To do |
Send back the records in full, character for character.

==== Data records

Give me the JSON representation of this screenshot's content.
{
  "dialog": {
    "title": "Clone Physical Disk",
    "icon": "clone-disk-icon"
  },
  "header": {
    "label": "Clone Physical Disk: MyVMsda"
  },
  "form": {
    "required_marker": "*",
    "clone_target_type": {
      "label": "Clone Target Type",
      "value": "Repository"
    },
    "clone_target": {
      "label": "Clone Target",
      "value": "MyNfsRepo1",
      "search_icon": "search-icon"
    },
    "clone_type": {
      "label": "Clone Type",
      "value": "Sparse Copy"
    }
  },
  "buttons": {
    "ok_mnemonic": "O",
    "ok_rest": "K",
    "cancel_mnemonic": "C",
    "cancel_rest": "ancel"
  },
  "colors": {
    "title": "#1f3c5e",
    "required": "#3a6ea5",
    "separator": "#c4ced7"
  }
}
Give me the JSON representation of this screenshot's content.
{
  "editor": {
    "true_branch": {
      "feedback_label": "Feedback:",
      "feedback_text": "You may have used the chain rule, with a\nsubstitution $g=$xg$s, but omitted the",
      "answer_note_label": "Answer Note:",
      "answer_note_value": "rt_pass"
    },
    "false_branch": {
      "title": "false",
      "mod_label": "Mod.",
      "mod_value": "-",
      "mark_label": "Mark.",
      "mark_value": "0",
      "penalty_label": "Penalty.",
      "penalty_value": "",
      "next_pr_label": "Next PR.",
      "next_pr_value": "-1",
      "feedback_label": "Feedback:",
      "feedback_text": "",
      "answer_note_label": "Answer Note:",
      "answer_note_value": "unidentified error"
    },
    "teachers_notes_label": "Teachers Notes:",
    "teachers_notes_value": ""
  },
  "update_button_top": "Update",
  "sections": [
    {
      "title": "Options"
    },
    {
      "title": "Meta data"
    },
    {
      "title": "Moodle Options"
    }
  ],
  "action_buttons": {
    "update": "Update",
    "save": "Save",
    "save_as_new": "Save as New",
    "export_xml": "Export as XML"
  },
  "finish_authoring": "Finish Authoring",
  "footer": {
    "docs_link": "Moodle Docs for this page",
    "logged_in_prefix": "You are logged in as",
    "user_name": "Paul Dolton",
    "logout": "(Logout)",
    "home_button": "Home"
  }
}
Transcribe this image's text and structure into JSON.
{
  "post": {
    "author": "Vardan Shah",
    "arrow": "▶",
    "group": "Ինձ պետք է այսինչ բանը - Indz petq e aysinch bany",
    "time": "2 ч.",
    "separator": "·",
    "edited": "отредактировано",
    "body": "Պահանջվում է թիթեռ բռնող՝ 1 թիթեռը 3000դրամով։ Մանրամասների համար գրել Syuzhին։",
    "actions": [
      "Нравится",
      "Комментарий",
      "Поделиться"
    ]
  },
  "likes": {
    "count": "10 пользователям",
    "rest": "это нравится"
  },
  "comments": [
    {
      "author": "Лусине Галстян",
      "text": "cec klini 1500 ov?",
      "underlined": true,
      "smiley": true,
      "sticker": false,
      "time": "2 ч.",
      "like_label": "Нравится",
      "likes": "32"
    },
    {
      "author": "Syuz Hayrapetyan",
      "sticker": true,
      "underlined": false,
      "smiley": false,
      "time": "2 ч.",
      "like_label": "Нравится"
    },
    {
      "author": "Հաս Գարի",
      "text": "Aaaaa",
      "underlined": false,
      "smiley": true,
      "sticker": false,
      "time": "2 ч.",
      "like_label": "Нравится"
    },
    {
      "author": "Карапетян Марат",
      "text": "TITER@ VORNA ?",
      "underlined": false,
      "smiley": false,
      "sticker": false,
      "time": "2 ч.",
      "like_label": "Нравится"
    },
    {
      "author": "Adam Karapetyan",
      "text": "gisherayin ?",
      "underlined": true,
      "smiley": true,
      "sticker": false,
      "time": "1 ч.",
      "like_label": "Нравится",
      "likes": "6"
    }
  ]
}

========

Complete output |
Give me the JSON representation of this screenshot's content.
{
  "dialog": {
    "title": "Clone Physical Disk",
    "icon": "clone-disk-icon"
  },
  "header": {
    "label": "Clone Physical Disk: MyVMsda"
  },
  "form": {
    "required_marker": "*",
    "clone_target_type": {
      "label": "Clone Target Type",
      "value": "Repository"
    },
    "clone_target": {
      "label": "Clone Target",
      "value": "MyNfsRepo1",
      "search_icon": "search-icon"
    },
    "clone_type": {
      "label": "Clone Type",
      "value": "Sparse Copy"
    }
  },
  "buttons": {
    "ok_mnemonic": "O",
    "ok_rest": "K",
    "cancel_mnemonic": "C",
    "cancel_rest": "ancel"
  },
  "colors": {
    "title": "#1f3c5e",
    "required": "#3a6ea5",
    "separator": "#c4ced7"
  }
}
Give me the JSON representation of this screenshot's content.
{
  "editor": {
    "true_branch": {
      "feedback_label": "Feedback:",
      "feedback_text": "You may have used the chain rule, with a\nsubstitution $g=$xg$s, but omitted the",
      "answer_note_label": "Answer Note:",
      "answer_note_value": "rt_pass"
    },
    "false_branch": {
      "title": "false",
      "mod_label": "Mod.",
      "mod_value": "-",
      "mark_label": "Mark.",
      "mark_value": "0",
      "penalty_label": "Penalty.",
      "penalty_value": "",
      "next_pr_label": "Next PR.",
      "next_pr_value": "-1",
      "feedback_label": "Feedback:",
      "feedback_text": "",
      "answer_note_label": "Answer Note:",
      "answer_note_value": "unidentified error"
    },
    "teachers_notes_label": "Teachers Notes:",
    "teachers_notes_value": ""
  },
  "update_button_top": "Update",
  "sections": [
    {
      "title": "Options"
    },
    {
      "title": "Meta data"
    },
    {
      "title": "Moodle Options"
    }
  ],
  "action_buttons": {
    "update": "Update",
    "save": "Save",
    "save_as_new": "Save as New",
    "export_xml": "Export as XML"
  },
  "finish_authoring": "Finish Authoring",
  "footer": {
    "docs_link": "Moodle Docs for this page",
    "logged_in_prefix": "You are logged in as",
    "user_name": "Paul Dolton",
    "logout": "(Logout)",
    "home_button": "Home"
  }
}
Transcribe this image's text and structure into JSON.
{
  "post": {
    "author": "Vardan Shah",
    "arrow": "▶",
    "group": "Ինձ պետք է այսինչ բանը - Indz petq e aysinch bany",
    "time": "2 ч.",
    "separator": "·",
    "edited": "отредактировано",
    "body": "Պահանջվում է թիթեռ բռնող՝ 1 թիթեռը 3000դրամով։ Մանրամասների համար գրել Syuzhին։",
    "actions": [
      "Нравится",
      "Комментарий",
      "Поделиться"
    ]
  },
  "likes": {
    "count": "10 пользователям",
    "rest": "это нравится"
  },
  "comments": [
    {
      "author": "Лусине Галстян",
      "text": "cec klini 1500 ov?",
      "underlined": true,
      "smiley": true,
      "sticker": false,
      "time": "2 ч.",
      "like_label": "Нравится",
      "likes": "32"
    },
    {
      "author": "Syuz Hayrapetyan",
      "sticker": true,
      "underlined": false,
      "smiley": false,
      "time": "2 ч.",
      "like_label": "Нравится"
    },
    {
      "author": "Հաս Գարի",
      "text": "Aaaaa",
      "underlined": false,
      "smiley": true,
      "sticker": false,
      "time": "2 ч.",
      "like_label": "Нравится"
    },
    {
      "author": "Карапетян Марат",
      "text": "TITER@ VORNA ?",
      "underlined": false,
      "smiley": false,
      "sticker": false,
      "time": "2 ч.",
      "like_label": "Нравится"
    },
    {
      "author": "Adam Karapetyan",
      "text": "gisherayin ?",
      "underlined": true,
      "smiley": true,
      "sticker": false,
      "time": "1 ч.",
      "like_label": "Нравится",
      "likes": "6"
    }
  ]
}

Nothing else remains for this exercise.